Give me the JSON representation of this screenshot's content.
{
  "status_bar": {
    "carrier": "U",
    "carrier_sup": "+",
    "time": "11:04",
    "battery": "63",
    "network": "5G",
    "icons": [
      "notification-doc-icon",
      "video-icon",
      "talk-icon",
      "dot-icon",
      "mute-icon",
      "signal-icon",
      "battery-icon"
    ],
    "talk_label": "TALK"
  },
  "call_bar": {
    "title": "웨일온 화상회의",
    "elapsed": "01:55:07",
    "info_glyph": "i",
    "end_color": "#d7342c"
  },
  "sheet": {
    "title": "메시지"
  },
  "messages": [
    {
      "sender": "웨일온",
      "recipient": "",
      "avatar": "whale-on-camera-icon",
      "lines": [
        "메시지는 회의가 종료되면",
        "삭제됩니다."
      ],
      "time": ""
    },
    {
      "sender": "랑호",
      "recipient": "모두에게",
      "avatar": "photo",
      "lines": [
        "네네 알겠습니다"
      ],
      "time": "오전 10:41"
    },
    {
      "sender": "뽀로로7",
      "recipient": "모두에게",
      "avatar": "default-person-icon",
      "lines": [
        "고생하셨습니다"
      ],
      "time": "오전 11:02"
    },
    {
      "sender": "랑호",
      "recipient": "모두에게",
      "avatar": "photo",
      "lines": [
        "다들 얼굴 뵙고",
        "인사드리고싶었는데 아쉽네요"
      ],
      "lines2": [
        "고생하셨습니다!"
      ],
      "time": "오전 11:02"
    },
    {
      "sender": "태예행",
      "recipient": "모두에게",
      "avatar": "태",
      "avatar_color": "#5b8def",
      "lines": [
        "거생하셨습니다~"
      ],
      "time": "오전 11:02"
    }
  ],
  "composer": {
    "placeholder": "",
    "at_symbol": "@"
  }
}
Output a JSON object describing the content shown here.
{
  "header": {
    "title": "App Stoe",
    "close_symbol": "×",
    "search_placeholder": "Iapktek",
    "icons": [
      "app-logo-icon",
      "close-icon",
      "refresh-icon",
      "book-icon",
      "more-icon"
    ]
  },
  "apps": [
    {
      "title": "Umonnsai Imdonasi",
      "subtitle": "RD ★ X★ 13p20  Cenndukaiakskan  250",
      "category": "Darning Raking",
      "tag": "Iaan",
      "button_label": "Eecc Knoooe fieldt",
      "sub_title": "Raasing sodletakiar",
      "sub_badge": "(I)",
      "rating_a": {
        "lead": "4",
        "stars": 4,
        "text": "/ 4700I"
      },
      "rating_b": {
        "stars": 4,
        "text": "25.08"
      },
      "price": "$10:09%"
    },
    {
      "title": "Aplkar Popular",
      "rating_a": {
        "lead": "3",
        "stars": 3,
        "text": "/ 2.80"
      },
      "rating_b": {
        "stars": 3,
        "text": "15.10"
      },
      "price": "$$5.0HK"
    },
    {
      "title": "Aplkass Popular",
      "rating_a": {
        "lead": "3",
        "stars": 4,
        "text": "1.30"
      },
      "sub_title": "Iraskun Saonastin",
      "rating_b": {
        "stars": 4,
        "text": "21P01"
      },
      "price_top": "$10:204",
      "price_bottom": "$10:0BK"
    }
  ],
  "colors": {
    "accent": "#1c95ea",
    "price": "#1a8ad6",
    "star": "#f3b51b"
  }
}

_Problem to solve_
Extract, exactly as they appear, the lines from the one containing "Output a JSON" through the final line.

_In response_
Output a JSON object describing the content shown here.
{
  "header": {
    "title": "App Stoe",
    "close_symbol": "×",
    "search_placeholder": "Iapktek",
    "icons": [
      "app-logo-icon",
      "close-icon",
      "refresh-icon",
      "book-icon",
      "more-icon"
    ]
  },
  "apps": [
    {
      "title": "Umonnsai Imdonasi",
      "subtitle": "RD ★ X★ 13p20  Cenndukaiakskan  250",
      "category": "Darning Raking",
      "tag": "Iaan",
      "button_label": "Eecc Knoooe fieldt",
      "sub_title": "Raasing sodletakiar",
      "sub_badge": "(I)",
      "rating_a": {
        "lead": "4",
        "stars": 4,
        "text": "/ 4700I"
      },
      "rating_b": {
        "stars": 4,
        "text": "25.08"
      },
      "price": "$10:09%"
    },
    {
      "title": "Aplkar Popular",
      "rating_a": {
        "lead": "3",
        "stars": 3,
        "text": "/ 2.80"
      },
      "rating_b": {
        "stars": 3,
        "text": "15.10"
      },
      "price": "$$5.0HK"
    },
    {
      "title": "Aplkass Popular",
      "rating_a": {
        "lead": "3",
        "stars": 4,
        "text": "1.30"
      },
      "sub_title": "Iraskun Saonastin",
      "rating_b": {
        "stars": 4,
        "text": "21P01"
      },
      "price_top": "$10:204",
      "price_bottom": "$10:0BK"
    }
  ],
  "colors": {
    "accent": "#1c95ea",
    "price": "#1a8ad6",
    "star": "#f3b51b"
  }
}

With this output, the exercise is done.